__PROBLEM TO SOLVE__.
Work out how many lines in the listing below include the word "applications"; answer with the number alone.

####################

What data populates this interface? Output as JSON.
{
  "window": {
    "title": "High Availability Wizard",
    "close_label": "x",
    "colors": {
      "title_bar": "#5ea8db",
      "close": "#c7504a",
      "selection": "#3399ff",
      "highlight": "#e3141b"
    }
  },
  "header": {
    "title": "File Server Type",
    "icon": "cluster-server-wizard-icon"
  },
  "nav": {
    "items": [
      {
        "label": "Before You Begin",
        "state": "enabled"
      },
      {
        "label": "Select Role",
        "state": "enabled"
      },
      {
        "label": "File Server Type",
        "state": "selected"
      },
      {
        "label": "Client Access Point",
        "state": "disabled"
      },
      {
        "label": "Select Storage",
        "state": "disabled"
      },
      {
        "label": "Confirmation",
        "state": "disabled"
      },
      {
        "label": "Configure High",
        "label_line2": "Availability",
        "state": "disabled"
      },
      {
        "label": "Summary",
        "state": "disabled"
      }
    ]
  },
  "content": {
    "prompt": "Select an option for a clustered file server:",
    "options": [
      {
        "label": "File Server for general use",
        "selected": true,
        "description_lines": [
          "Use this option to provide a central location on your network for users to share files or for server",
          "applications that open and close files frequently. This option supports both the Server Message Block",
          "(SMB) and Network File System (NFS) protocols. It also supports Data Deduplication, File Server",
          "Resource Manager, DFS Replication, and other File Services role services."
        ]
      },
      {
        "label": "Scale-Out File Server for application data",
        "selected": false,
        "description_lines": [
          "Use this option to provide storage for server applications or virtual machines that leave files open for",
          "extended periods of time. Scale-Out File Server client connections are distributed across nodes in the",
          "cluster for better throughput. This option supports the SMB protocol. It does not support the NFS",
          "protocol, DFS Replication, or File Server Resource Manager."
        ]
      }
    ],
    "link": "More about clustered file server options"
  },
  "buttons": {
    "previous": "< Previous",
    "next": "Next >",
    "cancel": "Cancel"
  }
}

####################

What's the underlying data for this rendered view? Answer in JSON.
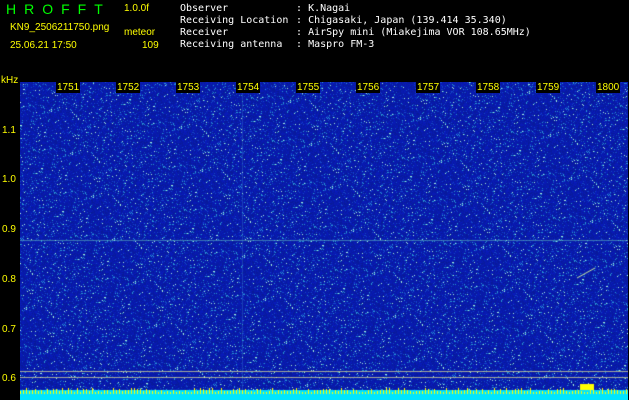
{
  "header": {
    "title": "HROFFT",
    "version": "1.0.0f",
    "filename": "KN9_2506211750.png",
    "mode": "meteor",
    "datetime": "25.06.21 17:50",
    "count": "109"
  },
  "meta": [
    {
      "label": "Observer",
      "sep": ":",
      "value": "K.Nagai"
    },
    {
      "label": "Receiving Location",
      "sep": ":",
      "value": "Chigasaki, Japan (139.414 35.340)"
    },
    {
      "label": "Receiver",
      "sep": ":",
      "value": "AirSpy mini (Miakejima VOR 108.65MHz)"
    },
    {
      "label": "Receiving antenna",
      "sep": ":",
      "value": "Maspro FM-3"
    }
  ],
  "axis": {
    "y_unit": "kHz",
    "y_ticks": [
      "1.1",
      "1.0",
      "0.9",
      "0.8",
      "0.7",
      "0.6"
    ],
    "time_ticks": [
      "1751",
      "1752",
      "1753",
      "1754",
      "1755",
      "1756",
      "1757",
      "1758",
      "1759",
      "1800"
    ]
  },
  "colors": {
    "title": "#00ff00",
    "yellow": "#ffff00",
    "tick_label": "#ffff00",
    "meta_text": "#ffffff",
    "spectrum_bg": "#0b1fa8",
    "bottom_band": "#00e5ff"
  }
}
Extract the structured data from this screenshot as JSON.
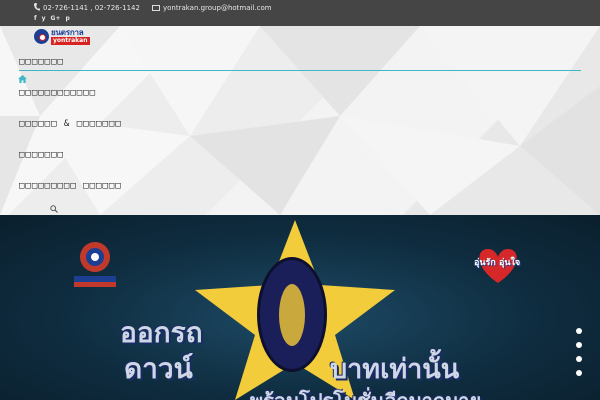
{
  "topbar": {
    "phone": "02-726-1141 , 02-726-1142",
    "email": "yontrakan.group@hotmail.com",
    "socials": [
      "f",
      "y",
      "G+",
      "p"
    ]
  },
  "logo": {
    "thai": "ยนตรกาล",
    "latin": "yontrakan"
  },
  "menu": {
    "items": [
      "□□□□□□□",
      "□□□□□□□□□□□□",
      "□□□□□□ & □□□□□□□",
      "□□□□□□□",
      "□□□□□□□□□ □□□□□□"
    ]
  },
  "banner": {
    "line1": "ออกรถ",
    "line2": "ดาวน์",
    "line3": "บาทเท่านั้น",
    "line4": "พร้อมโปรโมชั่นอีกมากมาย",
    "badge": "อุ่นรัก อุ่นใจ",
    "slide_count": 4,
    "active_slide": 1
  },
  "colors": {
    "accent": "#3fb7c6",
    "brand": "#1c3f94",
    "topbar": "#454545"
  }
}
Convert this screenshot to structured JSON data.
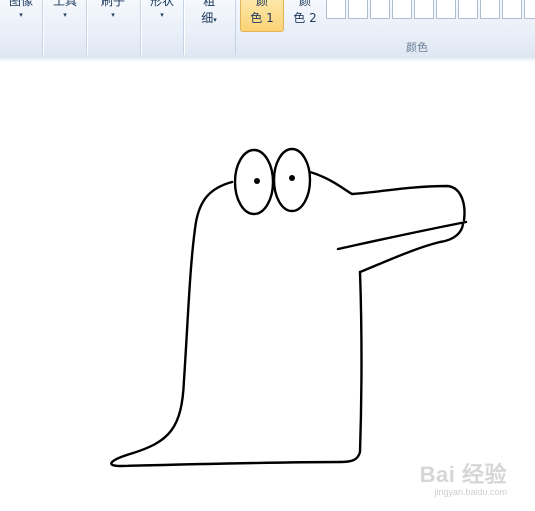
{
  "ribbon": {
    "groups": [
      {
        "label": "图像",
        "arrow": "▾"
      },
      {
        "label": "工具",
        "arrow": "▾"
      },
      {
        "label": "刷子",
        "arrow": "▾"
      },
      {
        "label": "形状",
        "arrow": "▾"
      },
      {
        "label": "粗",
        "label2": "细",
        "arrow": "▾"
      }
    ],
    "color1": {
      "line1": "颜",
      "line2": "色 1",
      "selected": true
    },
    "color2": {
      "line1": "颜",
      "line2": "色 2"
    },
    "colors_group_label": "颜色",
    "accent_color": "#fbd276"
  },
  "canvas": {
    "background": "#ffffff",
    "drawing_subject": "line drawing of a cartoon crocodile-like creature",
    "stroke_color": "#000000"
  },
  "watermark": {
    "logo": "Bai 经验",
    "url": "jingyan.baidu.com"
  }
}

####################

__RESULT BELOW__.
2